##### Supplied data
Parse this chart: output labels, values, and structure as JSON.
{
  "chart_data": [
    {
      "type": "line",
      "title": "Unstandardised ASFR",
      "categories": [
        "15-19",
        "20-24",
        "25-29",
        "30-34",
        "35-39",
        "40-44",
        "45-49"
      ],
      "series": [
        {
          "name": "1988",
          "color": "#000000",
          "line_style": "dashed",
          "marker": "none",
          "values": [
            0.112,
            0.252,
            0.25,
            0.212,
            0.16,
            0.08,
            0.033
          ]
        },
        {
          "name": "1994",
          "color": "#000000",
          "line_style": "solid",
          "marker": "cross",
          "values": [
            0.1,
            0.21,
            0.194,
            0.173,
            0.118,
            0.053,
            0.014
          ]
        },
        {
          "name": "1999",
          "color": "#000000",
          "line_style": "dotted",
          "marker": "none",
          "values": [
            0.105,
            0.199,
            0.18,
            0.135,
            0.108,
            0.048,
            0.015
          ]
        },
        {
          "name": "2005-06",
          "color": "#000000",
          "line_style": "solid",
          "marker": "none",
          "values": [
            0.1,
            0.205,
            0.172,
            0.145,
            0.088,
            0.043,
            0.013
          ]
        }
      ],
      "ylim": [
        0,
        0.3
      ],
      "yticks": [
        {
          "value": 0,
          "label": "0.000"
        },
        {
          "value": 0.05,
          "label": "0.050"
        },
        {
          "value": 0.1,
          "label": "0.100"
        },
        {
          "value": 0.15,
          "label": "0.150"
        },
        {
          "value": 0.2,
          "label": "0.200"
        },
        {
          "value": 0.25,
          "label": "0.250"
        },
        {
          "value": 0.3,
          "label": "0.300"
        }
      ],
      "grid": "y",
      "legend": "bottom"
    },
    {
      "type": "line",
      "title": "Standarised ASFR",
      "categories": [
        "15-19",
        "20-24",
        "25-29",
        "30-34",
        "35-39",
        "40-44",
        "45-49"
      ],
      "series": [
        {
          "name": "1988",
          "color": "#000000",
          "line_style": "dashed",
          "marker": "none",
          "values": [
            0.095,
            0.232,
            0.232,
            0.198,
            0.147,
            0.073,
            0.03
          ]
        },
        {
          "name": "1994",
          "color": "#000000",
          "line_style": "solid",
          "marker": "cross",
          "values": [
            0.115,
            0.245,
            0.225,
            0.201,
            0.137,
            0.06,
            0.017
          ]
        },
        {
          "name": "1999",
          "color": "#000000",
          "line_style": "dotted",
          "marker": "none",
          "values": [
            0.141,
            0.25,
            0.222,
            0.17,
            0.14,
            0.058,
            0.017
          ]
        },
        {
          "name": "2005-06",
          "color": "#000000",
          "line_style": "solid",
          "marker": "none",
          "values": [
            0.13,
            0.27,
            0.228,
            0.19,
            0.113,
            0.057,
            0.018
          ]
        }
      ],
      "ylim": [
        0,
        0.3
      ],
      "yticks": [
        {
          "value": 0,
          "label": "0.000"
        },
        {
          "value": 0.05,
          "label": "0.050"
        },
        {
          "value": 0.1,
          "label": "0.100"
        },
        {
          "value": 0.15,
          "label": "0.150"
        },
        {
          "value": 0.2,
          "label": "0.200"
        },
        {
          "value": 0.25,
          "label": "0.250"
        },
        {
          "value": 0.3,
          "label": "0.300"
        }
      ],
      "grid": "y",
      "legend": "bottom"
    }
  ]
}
##########
Directions for this task. Output each record precisely as given.

Answer below.
Parse this chart: output labels, values, and structure as JSON.
{
  "chart_data": [
    {
      "type": "line",
      "title": "Unstandardised ASFR",
      "categories": [
        "15-19",
        "20-24",
        "25-29",
        "30-34",
        "35-39",
        "40-44",
        "45-49"
      ],
      "series": [
        {
          "name": "1988",
          "color": "#000000",
          "line_style": "dashed",
          "marker": "none",
          "values": [
            0.112,
            0.252,
            0.25,
            0.212,
            0.16,
            0.08,
            0.033
          ]
        },
        {
          "name": "1994",
          "color": "#000000",
          "line_style": "solid",
          "marker": "cross",
          "values": [
            0.1,
            0.21,
            0.194,
            0.173,
            0.118,
            0.053,
            0.014
          ]
        },
        {
          "name": "1999",
          "color": "#000000",
          "line_style": "dotted",
          "marker": "none",
          "values": [
            0.105,
            0.199,
            0.18,
            0.135,
            0.108,
            0.048,
            0.015
          ]
        },
        {
          "name": "2005-06",
          "color": "#000000",
          "line_style": "solid",
          "marker": "none",
          "values": [
            0.1,
            0.205,
            0.172,
            0.145,
            0.088,
            0.043,
            0.013
          ]
        }
      ],
      "ylim": [
        0,
        0.3
      ],
      "yticks": [
        {
          "value": 0,
          "label": "0.000"
        },
        {
          "value": 0.05,
          "label": "0.050"
        },
        {
          "value": 0.1,
          "label": "0.100"
        },
        {
          "value": 0.15,
          "label": "0.150"
        },
        {
          "value": 0.2,
          "label": "0.200"
        },
        {
          "value": 0.25,
          "label": "0.250"
        },
        {
          "value": 0.3,
          "label": "0.300"
        }
      ],
      "grid": "y",
      "legend": "bottom"
    },
    {
      "type": "line",
      "title": "Standarised ASFR",
      "categories": [
        "15-19",
        "20-24",
        "25-29",
        "30-34",
        "35-39",
        "40-44",
        "45-49"
      ],
      "series": [
        {
          "name": "1988",
          "color": "#000000",
          "line_style": "dashed",
          "marker": "none",
          "values": [
            0.095,
            0.232,
            0.232,
            0.198,
            0.147,
            0.073,
            0.03
          ]
        },
        {
          "name": "1994",
          "color": "#000000",
          "line_style": "solid",
          "marker": "cross",
          "values": [
            0.115,
            0.245,
            0.225,
            0.201,
            0.137,
            0.06,
            0.017
          ]
        },
        {
          "name": "1999",
          "color": "#000000",
          "line_style": "dotted",
          "marker": "none",
          "values": [
            0.141,
            0.25,
            0.222,
            0.17,
            0.14,
            0.058,
            0.017
          ]
        },
        {
          "name": "2005-06",
          "color": "#000000",
          "line_style": "solid",
          "marker": "none",
          "values": [
            0.13,
            0.27,
            0.228,
            0.19,
            0.113,
            0.057,
            0.018
          ]
        }
      ],
      "ylim": [
        0,
        0.3
      ],
      "yticks": [
        {
          "value": 0,
          "label": "0.000"
        },
        {
          "value": 0.05,
          "label": "0.050"
        },
        {
          "value": 0.1,
          "label": "0.100"
        },
        {
          "value": 0.15,
          "label": "0.150"
        },
        {
          "value": 0.2,
          "label": "0.200"
        },
        {
          "value": 0.25,
          "label": "0.250"
        },
        {
          "value": 0.3,
          "label": "0.300"
        }
      ],
      "grid": "y",
      "legend": "bottom"
    }
  ]
}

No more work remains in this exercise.